--- Extracted text Enclosed Below ---

I suppose that I just need to accept that this is what these people are like and nothing that I do or say will change that. They are the ones with the problems and not me.

Thanks again, it is good to know that other women on bubhub know exactly what I am going through. It just makes me absolutely determined not to be the 'mother in law from hell' when my children are adults, they truely are a breed of their own.

ButterflyKisses
26-05-2006, 14:54
I actually stood my ground with my SIL over Christmas and haven't seen her since, I also haven't gone to visit my MIL and FIL at there house either as my SIL is always there and I'm not willing to put myself into that position. My DH is actually very supportive he was the one that said at Christmas that we won't be going back there for awhile and I have no problems with my MIL and FIL coming here, but it is under my terms.
Depending on where we are when bubs is born (mind you I'm still not preggie yet) we won't be having any family come and stay with us, it's just not fair on us as a family unit and I have been walked over for far too long.yes it's amazing how people can impose on other people without a second thought as to whether they are intruding or putting other people out - they just seem to expect being catered to all the time - good on you for standing your ground.

--- End of Enclosed Extracted text ---

*Problems to work on*.
**a)** In the forum posts about in-laws, why has ButterflyKisses stayed away from her MIL and FIL's house since Christmas? Answer in one to three sentences.
**b)** Extend the forum posts about in-laws, picking up after the last sentence shown.

--- Record excerpts Enclosed Below ---

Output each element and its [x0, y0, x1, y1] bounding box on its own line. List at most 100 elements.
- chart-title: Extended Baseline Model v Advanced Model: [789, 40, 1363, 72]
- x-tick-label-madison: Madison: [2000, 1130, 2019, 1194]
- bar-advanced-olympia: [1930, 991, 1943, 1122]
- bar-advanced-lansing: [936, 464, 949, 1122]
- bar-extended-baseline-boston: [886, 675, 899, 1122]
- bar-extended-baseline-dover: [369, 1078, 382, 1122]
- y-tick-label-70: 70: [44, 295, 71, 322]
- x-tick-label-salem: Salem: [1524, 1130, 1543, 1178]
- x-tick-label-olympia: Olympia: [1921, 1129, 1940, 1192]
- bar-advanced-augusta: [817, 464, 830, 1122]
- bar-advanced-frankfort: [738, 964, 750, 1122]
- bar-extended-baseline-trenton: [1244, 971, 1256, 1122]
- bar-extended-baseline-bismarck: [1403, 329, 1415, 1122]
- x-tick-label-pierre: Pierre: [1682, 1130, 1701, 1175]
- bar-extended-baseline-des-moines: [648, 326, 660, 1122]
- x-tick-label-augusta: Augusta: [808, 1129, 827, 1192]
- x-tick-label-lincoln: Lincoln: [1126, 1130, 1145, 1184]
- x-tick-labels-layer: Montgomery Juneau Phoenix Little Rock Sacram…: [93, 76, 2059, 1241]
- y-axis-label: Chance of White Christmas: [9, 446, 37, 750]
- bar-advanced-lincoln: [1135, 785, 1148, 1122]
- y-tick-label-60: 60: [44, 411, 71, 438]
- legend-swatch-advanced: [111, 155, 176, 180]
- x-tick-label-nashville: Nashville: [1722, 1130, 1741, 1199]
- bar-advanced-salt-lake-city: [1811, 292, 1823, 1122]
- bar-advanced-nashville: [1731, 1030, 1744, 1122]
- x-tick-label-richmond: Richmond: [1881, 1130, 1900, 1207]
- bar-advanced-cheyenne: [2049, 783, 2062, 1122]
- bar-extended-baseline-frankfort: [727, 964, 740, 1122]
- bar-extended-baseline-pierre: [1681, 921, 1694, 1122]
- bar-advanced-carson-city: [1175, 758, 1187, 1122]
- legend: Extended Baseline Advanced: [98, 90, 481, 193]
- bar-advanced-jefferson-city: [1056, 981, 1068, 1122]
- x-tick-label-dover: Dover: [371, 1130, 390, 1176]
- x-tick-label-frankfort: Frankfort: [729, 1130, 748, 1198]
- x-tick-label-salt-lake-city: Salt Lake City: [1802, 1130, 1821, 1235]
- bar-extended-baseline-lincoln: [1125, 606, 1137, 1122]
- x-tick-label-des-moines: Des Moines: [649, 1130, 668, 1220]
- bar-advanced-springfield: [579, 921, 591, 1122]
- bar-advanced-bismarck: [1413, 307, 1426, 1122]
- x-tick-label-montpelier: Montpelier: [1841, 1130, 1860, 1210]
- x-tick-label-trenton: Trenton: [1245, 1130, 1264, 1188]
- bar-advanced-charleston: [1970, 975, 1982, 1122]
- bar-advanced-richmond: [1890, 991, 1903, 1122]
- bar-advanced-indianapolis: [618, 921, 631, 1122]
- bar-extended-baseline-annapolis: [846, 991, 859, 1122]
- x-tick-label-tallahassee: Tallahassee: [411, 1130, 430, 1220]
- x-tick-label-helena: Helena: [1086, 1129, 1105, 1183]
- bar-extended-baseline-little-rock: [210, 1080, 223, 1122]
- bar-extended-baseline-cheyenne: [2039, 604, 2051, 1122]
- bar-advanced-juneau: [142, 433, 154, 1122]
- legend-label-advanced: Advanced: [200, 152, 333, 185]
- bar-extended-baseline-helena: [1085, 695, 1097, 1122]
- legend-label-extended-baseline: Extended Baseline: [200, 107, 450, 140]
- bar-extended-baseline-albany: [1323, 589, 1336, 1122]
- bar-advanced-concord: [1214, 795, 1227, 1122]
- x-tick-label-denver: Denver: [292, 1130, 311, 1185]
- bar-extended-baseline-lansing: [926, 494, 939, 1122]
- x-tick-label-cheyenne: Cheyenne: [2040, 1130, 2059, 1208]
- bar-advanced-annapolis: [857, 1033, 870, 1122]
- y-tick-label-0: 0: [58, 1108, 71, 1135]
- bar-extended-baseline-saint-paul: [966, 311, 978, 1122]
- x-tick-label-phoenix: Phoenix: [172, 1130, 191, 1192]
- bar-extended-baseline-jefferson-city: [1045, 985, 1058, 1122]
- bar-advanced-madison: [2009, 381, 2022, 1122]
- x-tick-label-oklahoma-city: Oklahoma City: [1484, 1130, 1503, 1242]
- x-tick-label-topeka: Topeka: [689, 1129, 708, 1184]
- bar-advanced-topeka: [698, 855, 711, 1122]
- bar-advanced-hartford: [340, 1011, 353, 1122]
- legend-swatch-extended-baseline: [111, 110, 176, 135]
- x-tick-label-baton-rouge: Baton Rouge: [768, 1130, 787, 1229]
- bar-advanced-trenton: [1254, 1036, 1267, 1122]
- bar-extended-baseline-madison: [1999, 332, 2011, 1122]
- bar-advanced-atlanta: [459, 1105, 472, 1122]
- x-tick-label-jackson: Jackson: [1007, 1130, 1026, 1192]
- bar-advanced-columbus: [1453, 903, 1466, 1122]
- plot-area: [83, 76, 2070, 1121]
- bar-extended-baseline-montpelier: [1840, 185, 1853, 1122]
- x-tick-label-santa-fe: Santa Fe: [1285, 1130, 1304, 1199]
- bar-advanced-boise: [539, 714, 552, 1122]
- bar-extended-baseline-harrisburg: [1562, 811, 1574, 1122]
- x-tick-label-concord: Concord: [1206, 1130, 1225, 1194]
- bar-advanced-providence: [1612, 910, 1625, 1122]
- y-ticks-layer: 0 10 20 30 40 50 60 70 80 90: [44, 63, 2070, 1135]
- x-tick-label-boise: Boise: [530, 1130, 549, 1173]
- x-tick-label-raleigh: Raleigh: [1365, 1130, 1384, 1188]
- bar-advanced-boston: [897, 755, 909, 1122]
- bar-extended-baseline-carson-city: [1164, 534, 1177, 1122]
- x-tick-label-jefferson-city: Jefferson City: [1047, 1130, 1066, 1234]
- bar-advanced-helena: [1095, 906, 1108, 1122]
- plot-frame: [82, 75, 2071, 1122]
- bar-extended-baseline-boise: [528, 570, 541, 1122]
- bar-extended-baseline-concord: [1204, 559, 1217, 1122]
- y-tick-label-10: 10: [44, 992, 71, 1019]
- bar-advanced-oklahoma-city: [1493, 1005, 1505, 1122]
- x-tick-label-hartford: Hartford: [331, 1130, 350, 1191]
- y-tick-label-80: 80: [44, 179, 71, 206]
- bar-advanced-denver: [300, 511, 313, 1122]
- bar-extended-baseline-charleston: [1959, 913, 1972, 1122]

--- End of Enclosed Record excerpts ---

*Answers below*.
**a)** Her SIL is always at that house, and after standing her ground with the SIL over Christmas, she is not willing to put herself into that position. She has no problem with her MIL and FIL coming to her place, but only on her terms.

**b)**
Jackson84
26-05-2006, 15:05
for the first three months that DS was alive, i posted a sign on our front door saying "do not knock as the door will NOT be opened". people only got in if they called in advance and arranged a time, and i would only let family visit. i told my friends that they had to wait, and they all understood. mind you, we didnt start having problems with the ILs untill Ds was almost 1...

Mischief
31-05-2006, 12:22
I dont think you are bad at all! You are tired and stressed and they should 1-respect your need for privacy 2-respect you are tired and not expect you to pander to them!

Chin up and hugs to you!

Daddy2Angels
31-05-2006, 12:41
With my family they know the score if they are invited by me and DP for dinner then they can expect food any other time... NO WAY NO HOW! Over the past couple of months I have cooked a few roasts (Roast Pork slow cooked for 7 hours, Potatoes, Pumpkin, Onions, Mint Peas, Gravey and Apple Sauce) basically all the trimmings any other time they can fend for themselves... If they do not like me and DP share the same view... Don't come over... :yes:

jackieb76
31-05-2006, 16:20
With my family they know the score if they are invited by me and DP for dinner then they can expect food any other time... NO WAY NO HOW! Over the past couple of months I have cooked a few roasts (Roast Pork slow cooked for 7 hours, Potatoes, Pumpkin, Onions, Mint Peas, Gravey and Apple Sauce) basically all the trimmings any other time they can fend for themselves... If they do not like me and DP share the same view... Don't come over... :yes:

This makes perfect sense to me.

I may be wrong in my thinking but in some way I think that coming over to someones house (be that family or not) and expecting to be fed is in some way bludging and I feel that this is rude. However, they see it as that they are family and they should be able to come over whenever they like and if that happens to be when a meal is due then they expect to be offered that meal.

Thanks for your responses.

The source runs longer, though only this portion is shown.